--- Dataset records ---

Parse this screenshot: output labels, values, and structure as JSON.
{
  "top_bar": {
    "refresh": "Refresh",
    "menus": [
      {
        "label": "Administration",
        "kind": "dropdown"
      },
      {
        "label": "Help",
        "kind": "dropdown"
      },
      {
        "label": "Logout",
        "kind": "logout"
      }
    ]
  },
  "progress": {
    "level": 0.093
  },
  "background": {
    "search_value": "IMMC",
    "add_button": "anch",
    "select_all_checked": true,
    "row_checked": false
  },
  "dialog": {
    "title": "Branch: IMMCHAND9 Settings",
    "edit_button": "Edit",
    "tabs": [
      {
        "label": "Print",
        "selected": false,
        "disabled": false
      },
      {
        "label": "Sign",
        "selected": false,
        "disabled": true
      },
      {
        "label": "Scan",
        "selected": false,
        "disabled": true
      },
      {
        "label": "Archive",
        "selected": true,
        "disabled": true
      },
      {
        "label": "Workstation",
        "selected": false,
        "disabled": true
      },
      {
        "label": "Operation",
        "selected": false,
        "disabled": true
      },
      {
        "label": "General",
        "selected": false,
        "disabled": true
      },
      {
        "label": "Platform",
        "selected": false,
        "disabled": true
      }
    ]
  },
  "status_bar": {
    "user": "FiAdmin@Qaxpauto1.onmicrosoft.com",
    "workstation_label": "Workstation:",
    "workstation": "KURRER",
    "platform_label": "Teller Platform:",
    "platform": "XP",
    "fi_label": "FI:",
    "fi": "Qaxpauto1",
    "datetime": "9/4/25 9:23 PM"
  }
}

---

Written problem: Return each entry from above without altering a single character.

Completed exercise:
Parse this screenshot: output labels, values, and structure as JSON.
{
  "top_bar": {
    "refresh": "Refresh",
    "menus": [
      {
        "label": "Administration",
        "kind": "dropdown"
      },
      {
        "label": "Help",
        "kind": "dropdown"
      },
      {
        "label": "Logout",
        "kind": "logout"
      }
    ]
  },
  "progress": {
    "level": 0.093
  },
  "background": {
    "search_value": "IMMC",
    "add_button": "anch",
    "select_all_checked": true,
    "row_checked": false
  },
  "dialog": {
    "title": "Branch: IMMCHAND9 Settings",
    "edit_button": "Edit",
    "tabs": [
      {
        "label": "Print",
        "selected": false,
        "disabled": false
      },
      {
        "label": "Sign",
        "selected": false,
        "disabled": true
      },
      {
        "label": "Scan",
        "selected": false,
        "disabled": true
      },
      {
        "label": "Archive",
        "selected": true,
        "disabled": true
      },
      {
        "label": "Workstation",
        "selected": false,
        "disabled": true
      },
      {
        "label": "Operation",
        "selected": false,
        "disabled": true
      },
      {
        "label": "General",
        "selected": false,
        "disabled": true
      },
      {
        "label": "Platform",
        "selected": false,
        "disabled": true
      }
    ]
  },
  "status_bar": {
    "user": "FiAdmin@Qaxpauto1.onmicrosoft.com",
    "workstation_label": "Workstation:",
    "workstation": "KURRER",
    "platform_label": "Teller Platform:",
    "platform": "XP",
    "fi_label": "FI:",
    "fi": "Qaxpauto1",
    "datetime": "9/4/25 9:23 PM"
  }
}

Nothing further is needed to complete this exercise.